## BEGIN SOURCE DATA
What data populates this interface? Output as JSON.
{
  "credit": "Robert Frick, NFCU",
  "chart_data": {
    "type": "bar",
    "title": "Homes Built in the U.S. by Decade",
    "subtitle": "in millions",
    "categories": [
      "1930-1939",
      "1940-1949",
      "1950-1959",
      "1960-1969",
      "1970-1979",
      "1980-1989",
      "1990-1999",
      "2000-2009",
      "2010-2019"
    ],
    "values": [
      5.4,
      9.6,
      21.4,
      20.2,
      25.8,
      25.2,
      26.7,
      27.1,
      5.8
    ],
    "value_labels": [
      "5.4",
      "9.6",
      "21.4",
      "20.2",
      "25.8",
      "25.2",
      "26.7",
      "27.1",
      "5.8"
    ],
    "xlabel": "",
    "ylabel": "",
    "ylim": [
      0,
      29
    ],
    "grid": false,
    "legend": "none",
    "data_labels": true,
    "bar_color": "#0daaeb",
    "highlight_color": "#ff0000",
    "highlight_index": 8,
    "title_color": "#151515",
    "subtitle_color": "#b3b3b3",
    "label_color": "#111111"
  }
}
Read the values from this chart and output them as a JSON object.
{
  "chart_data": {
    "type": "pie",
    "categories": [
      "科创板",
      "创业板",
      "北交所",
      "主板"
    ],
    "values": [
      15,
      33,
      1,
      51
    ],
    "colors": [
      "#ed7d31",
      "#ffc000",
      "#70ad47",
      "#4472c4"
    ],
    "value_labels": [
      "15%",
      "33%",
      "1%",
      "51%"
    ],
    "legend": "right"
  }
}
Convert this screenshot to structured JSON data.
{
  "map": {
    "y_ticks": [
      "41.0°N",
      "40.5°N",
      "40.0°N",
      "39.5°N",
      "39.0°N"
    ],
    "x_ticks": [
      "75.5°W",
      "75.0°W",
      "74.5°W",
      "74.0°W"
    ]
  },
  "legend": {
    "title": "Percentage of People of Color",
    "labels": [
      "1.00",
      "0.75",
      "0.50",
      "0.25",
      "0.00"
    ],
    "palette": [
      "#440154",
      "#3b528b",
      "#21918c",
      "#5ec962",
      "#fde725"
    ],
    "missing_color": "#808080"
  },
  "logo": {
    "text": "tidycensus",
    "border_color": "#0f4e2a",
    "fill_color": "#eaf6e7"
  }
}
## END SOURCE DATA
# SET EXERCISE:
Search the records above for the string "JSON". Copy every line that contains it.

# PROBLEM SOLUTION:
What data populates this interface? Output as JSON.
Read the values from this chart and output them as a JSON object.
Convert this screenshot to structured JSON data.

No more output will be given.